# PROVIDED MATERIAL start

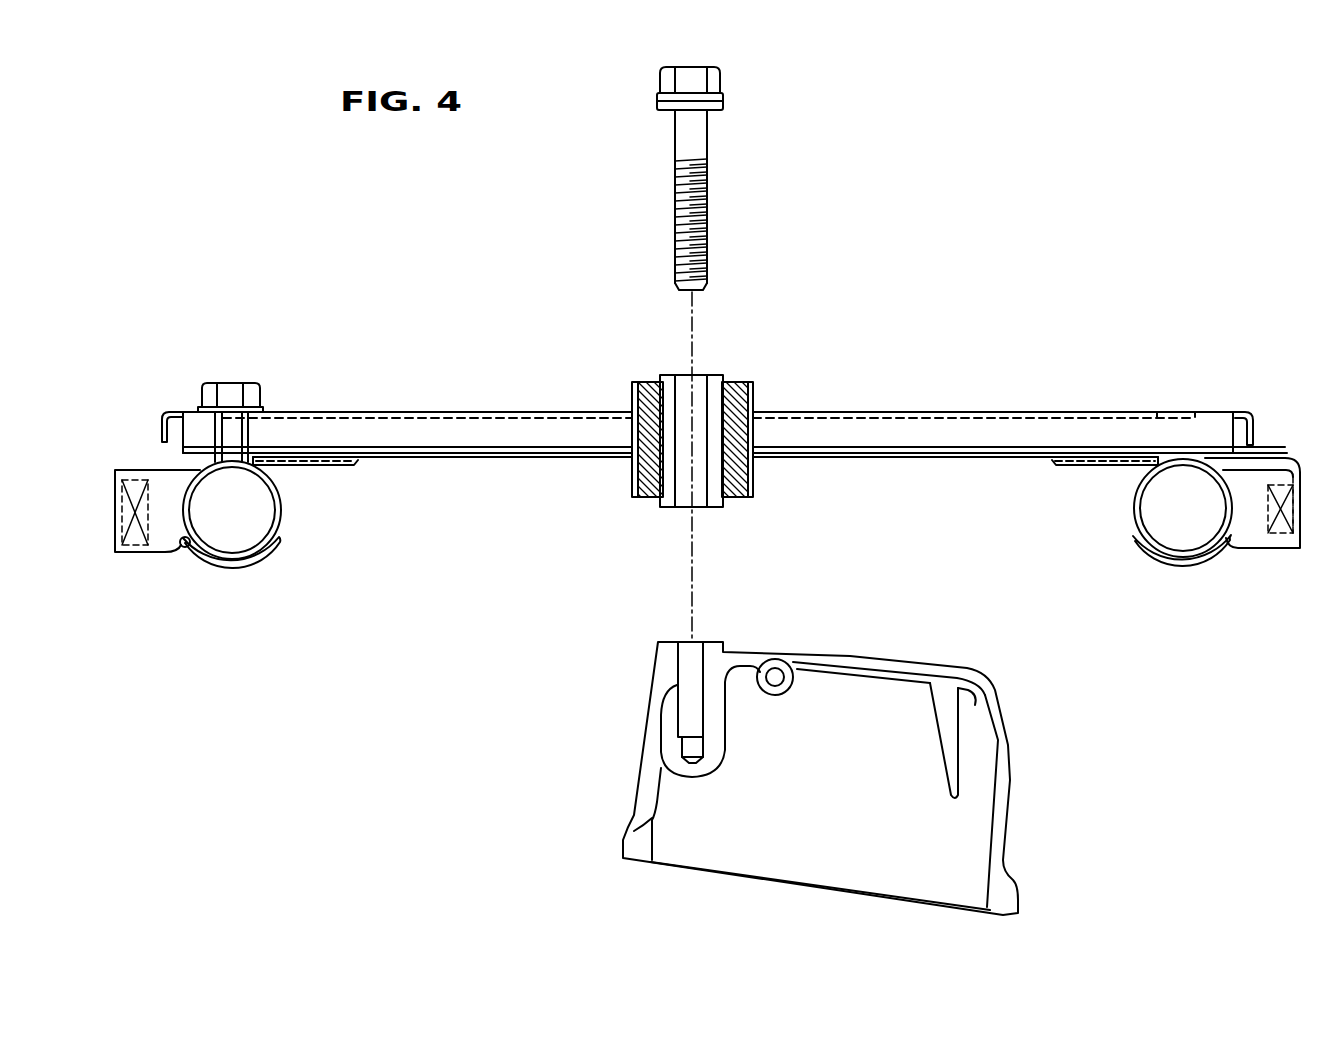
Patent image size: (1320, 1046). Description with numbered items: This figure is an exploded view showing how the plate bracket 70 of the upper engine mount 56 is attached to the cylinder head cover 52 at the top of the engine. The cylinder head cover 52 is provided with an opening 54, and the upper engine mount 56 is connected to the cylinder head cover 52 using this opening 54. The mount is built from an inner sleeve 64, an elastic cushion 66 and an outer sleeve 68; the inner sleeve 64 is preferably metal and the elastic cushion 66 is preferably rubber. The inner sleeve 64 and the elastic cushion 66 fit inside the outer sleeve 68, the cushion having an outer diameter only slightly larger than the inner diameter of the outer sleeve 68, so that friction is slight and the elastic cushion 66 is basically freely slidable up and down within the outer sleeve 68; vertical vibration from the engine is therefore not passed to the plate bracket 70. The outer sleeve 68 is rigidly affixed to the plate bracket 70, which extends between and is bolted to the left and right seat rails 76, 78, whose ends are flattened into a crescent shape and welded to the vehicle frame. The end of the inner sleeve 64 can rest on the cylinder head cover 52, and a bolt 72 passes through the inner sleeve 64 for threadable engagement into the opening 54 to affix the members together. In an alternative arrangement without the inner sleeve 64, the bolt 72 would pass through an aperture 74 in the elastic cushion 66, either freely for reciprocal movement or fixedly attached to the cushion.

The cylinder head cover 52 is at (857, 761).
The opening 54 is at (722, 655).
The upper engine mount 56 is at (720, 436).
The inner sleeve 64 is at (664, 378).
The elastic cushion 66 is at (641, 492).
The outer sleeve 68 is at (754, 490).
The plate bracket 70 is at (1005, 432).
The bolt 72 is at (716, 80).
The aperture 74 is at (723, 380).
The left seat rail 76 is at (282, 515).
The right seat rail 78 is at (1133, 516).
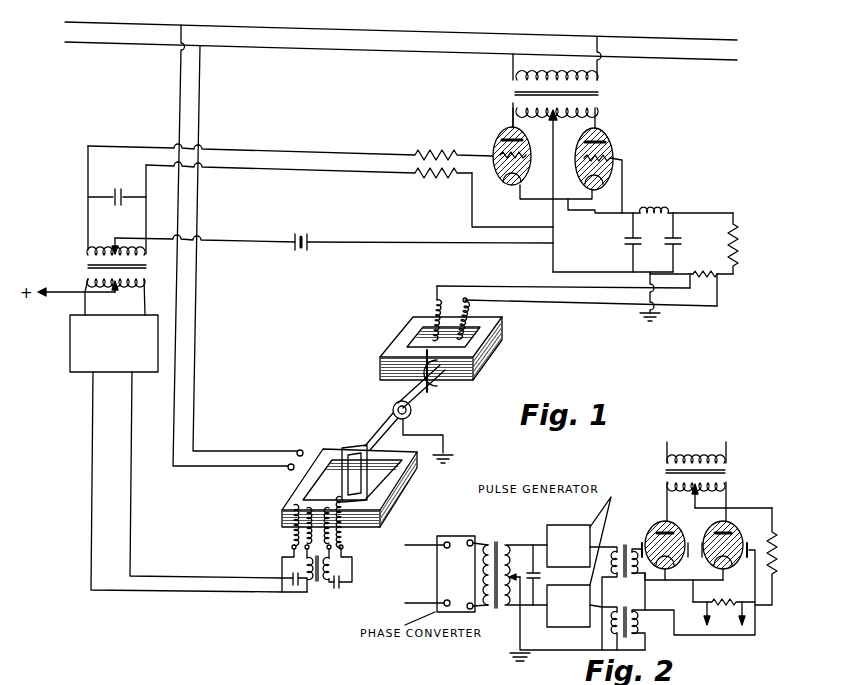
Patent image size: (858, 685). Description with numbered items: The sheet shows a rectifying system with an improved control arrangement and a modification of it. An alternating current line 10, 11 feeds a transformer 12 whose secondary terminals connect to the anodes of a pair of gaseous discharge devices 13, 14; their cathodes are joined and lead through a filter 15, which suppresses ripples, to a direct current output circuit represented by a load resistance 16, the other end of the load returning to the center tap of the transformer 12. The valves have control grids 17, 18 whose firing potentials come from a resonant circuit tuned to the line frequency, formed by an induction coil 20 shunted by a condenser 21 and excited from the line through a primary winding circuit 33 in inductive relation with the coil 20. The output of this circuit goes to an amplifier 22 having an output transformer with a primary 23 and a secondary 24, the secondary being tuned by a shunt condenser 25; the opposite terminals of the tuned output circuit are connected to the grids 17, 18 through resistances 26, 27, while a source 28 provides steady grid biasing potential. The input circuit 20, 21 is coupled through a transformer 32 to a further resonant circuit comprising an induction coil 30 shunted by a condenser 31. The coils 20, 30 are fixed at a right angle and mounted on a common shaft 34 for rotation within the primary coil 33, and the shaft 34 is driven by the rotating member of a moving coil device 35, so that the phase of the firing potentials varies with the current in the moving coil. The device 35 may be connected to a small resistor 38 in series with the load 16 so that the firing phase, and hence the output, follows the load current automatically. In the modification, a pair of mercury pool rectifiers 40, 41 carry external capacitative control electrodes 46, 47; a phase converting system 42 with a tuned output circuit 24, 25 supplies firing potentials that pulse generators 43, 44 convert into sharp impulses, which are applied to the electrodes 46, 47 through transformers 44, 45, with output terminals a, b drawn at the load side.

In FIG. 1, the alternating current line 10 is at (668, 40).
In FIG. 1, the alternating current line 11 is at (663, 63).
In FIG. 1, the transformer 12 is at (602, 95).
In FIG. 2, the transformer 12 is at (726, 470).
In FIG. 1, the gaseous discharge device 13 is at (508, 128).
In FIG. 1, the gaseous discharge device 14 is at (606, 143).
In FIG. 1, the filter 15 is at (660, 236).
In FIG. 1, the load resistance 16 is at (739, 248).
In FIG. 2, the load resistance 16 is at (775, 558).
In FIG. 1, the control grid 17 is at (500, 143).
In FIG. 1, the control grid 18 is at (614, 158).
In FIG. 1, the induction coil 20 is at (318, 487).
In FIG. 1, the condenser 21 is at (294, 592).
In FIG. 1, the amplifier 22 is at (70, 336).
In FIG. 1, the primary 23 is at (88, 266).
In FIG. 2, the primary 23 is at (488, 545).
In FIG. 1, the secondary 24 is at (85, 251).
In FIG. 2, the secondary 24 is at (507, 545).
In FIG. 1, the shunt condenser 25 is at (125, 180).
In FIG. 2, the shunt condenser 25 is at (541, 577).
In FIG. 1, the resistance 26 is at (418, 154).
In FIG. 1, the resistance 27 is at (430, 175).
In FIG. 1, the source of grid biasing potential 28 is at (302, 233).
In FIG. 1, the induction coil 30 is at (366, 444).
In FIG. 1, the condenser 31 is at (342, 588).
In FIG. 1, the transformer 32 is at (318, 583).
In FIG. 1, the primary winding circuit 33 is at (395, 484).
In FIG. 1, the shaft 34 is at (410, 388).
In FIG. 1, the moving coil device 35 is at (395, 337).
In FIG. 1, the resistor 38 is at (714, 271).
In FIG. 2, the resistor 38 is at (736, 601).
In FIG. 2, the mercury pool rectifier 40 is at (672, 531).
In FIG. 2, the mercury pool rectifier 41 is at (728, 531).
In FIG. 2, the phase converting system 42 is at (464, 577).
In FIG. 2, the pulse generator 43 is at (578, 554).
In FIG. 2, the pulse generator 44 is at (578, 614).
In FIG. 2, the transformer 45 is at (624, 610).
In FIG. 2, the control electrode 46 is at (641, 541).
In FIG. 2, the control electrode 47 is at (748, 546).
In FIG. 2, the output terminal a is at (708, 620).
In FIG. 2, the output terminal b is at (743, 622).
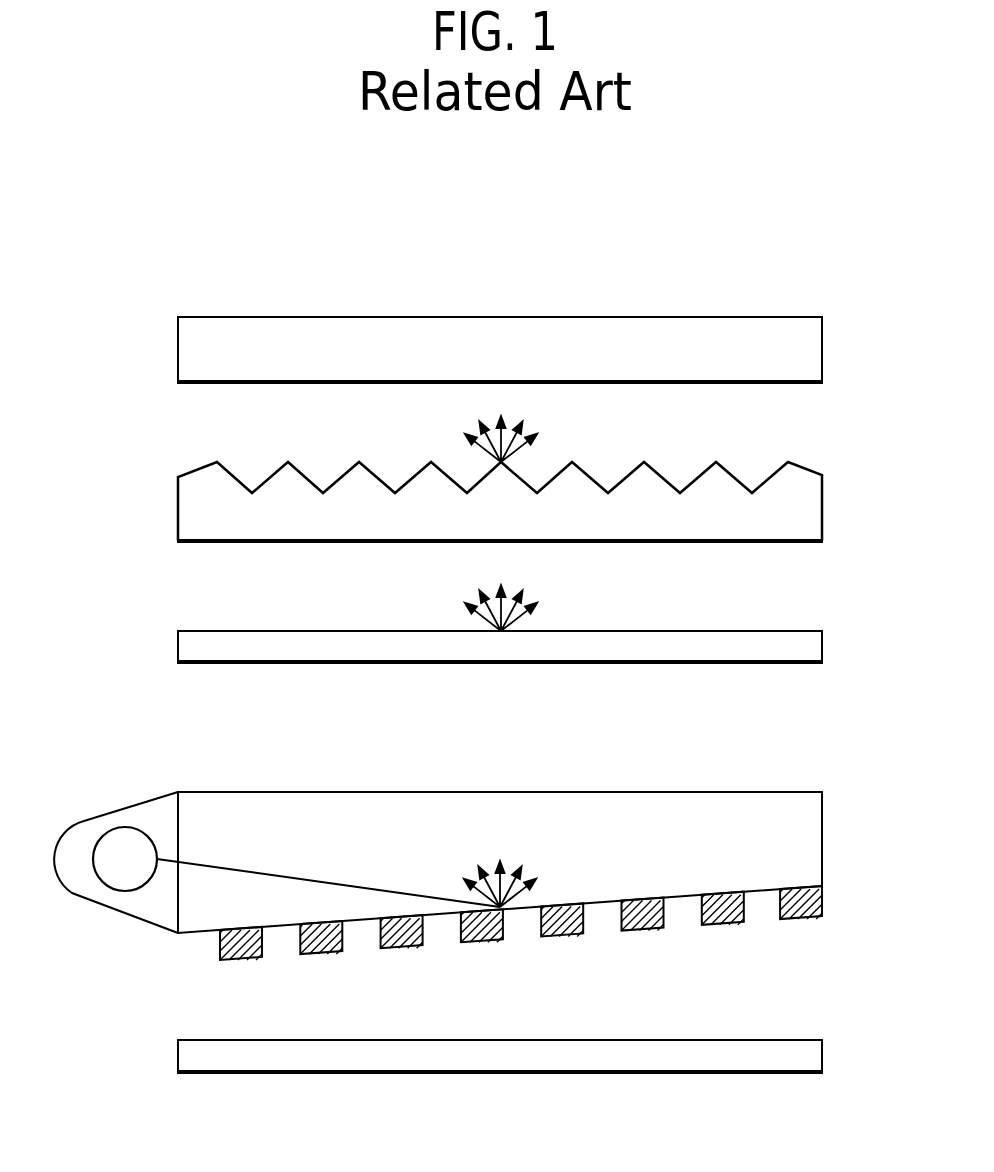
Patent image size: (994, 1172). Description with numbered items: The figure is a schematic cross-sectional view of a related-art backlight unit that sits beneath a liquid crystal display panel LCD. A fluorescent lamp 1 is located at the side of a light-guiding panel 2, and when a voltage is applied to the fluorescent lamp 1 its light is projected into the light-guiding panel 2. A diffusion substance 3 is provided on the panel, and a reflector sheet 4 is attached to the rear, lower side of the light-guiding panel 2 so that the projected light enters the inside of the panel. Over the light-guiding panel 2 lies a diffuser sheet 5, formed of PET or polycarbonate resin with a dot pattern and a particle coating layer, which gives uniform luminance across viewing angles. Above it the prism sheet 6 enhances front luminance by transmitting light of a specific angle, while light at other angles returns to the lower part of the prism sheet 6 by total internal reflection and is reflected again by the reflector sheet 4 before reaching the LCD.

# PROVIDED MATERIAL end

▶ [PROBLEM TO WORK ON]
Copy out every line of the entries above word for word, leaving out the pictures.

▶ [SOLUTION FOR THIS PROBLEM]
Patent image size: (1320, 1046). Description with numbered items: This figure is an exploded view showing how the plate bracket 70 of the upper engine mount 56 is attached to the cylinder head cover 52 at the top of the engine. The cylinder head cover 52 is provided with an opening 54, and the upper engine mount 56 is connected to the cylinder head cover 52 using this opening 54. The mount is built from an inner sleeve 64, an elastic cushion 66 and an outer sleeve 68; the inner sleeve 64 is preferably metal and the elastic cushion 66 is preferably rubber. The inner sleeve 64 and the elastic cushion 66 fit inside the outer sleeve 68, the cushion having an outer diameter only slightly larger than the inner diameter of the outer sleeve 68, so that friction is slight and the elastic cushion 66 is basically freely slidable up and down within the outer sleeve 68; vertical vibration from the engine is therefore not passed to the plate bracket 70. The outer sleeve 68 is rigidly affixed to the plate bracket 70, which extends between and is bolted to the left and right seat rails 76, 78, whose ends are flattened into a crescent shape and welded to the vehicle frame. The end of the inner sleeve 64 can rest on the cylinder head cover 52, and a bolt 72 passes through the inner sleeve 64 for threadable engagement into the opening 54 to affix the members together. In an alternative arrangement without the inner sleeve 64, the bolt 72 would pass through an aperture 74 in the elastic cushion 66, either freely for reciprocal movement or fixedly attached to the cushion.

The cylinder head cover 52 is at (857, 761).
The opening 54 is at (722, 655).
The upper engine mount 56 is at (720, 436).
The inner sleeve 64 is at (664, 378).
The elastic cushion 66 is at (641, 492).
The outer sleeve 68 is at (754, 490).
The plate bracket 70 is at (1005, 432).
The bolt 72 is at (716, 80).
The aperture 74 is at (723, 380).
The left seat rail 76 is at (282, 515).
The right seat rail 78 is at (1133, 516).
Patent image size: (858, 685). Description with numbered items: The sheet shows a rectifying system with an improved control arrangement and a modification of it. An alternating current line 10, 11 feeds a transformer 12 whose secondary terminals connect to the anodes of a pair of gaseous discharge devices 13, 14; their cathodes are joined and lead through a filter 15, which suppresses ripples, to a direct current output circuit represented by a load resistance 16, the other end of the load returning to the center tap of the transformer 12. The valves have control grids 17, 18 whose firing potentials come from a resonant circuit tuned to the line frequency, formed by an induction coil 20 shunted by a condenser 21 and excited from the line through a primary winding circuit 33 in inductive relation with the coil 20. The output of this circuit goes to an amplifier 22 having an output transformer with a primary 23 and a secondary 24, the secondary being tuned by a shunt condenser 25; the opposite terminals of the tuned output circuit are connected to the grids 17, 18 through resistances 26, 27, while a source 28 provides steady grid biasing potential. The input circuit 20, 21 is coupled through a transformer 32 to a further resonant circuit comprising an induction coil 30 shunted by a condenser 31. The coils 20, 30 are fixed at a right angle and mounted on a common shaft 34 for rotation within the primary coil 33, and the shaft 34 is driven by the rotating member of a moving coil device 35, so that the phase of the firing potentials varies with the current in the moving coil. The device 35 may be connected to a small resistor 38 in series with the load 16 so that the firing phase, and hence the output, follows the load current automatically. In the modification, a pair of mercury pool rectifiers 40, 41 carry external capacitative control electrodes 46, 47; a phase converting system 42 with a tuned output circuit 24, 25 supplies firing potentials that pulse generators 43, 44 convert into sharp impulses, which are applied to the electrodes 46, 47 through transformers 44, 45, with output terminals a, b drawn at the load side.

In FIG. 1, the alternating current line 10 is at (668, 40).
In FIG. 1, the alternating current line 11 is at (663, 63).
In FIG. 1, the transformer 12 is at (602, 95).
In FIG. 2, the transformer 12 is at (726, 470).
In FIG. 1, the gaseous discharge device 13 is at (508, 128).
In FIG. 1, the gaseous discharge device 14 is at (606, 143).
In FIG. 1, the filter 15 is at (660, 236).
In FIG. 1, the load resistance 16 is at (739, 248).
In FIG. 2, the load resistance 16 is at (775, 558).
In FIG. 1, the control grid 17 is at (500, 143).
In FIG. 1, the control grid 18 is at (614, 158).
In FIG. 1, the induction coil 20 is at (318, 487).
In FIG. 1, the condenser 21 is at (294, 592).
In FIG. 1, the amplifier 22 is at (70, 336).
In FIG. 1, the primary 23 is at (88, 266).
In FIG. 2, the primary 23 is at (488, 545).
In FIG. 1, the secondary 24 is at (85, 251).
In FIG. 2, the secondary 24 is at (507, 545).
In FIG. 1, the shunt condenser 25 is at (125, 180).
In FIG. 2, the shunt condenser 25 is at (541, 577).
In FIG. 1, the resistance 26 is at (418, 154).
In FIG. 1, the resistance 27 is at (430, 175).
In FIG. 1, the source of grid biasing potential 28 is at (302, 233).
In FIG. 1, the induction coil 30 is at (366, 444).
In FIG. 1, the condenser 31 is at (342, 588).
In FIG. 1, the transformer 32 is at (318, 583).
In FIG. 1, the primary winding circuit 33 is at (395, 484).
In FIG. 1, the shaft 34 is at (410, 388).
In FIG. 1, the moving coil device 35 is at (395, 337).
In FIG. 1, the resistor 38 is at (714, 271).
In FIG. 2, the resistor 38 is at (736, 601).
In FIG. 2, the mercury pool rectifier 40 is at (672, 531).
In FIG. 2, the mercury pool rectifier 41 is at (728, 531).
In FIG. 2, the phase converting system 42 is at (464, 577).
In FIG. 2, the pulse generator 43 is at (578, 554).
In FIG. 2, the pulse generator 44 is at (578, 614).
In FIG. 2, the transformer 45 is at (624, 610).
In FIG. 2, the control electrode 46 is at (641, 541).
In FIG. 2, the control electrode 47 is at (748, 546).
In FIG. 2, the output terminal a is at (708, 620).
In FIG. 2, the output terminal b is at (743, 622).
Patent image size: (994, 1172). Description with numbered items: The figure is a schematic cross-sectional view of a related-art backlight unit that sits beneath a liquid crystal display panel LCD. A fluorescent lamp 1 is located at the side of a light-guiding panel 2, and when a voltage is applied to the fluorescent lamp 1 its light is projected into the light-guiding panel 2. A diffusion substance 3 is provided on the panel, and a reflector sheet 4 is attached to the rear, lower side of the light-guiding panel 2 so that the projected light enters the inside of the panel. Over the light-guiding panel 2 lies a diffuser sheet 5, formed of PET or polycarbonate resin with a dot pattern and a particle coating layer, which gives uniform luminance across viewing angles. Above it the prism sheet 6 enhances front luminance by transmitting light of a specific angle, while light at other angles returns to the lower part of the prism sheet 6 by total internal reflection and is reflected again by the reflector sheet 4 before reaching the LCD.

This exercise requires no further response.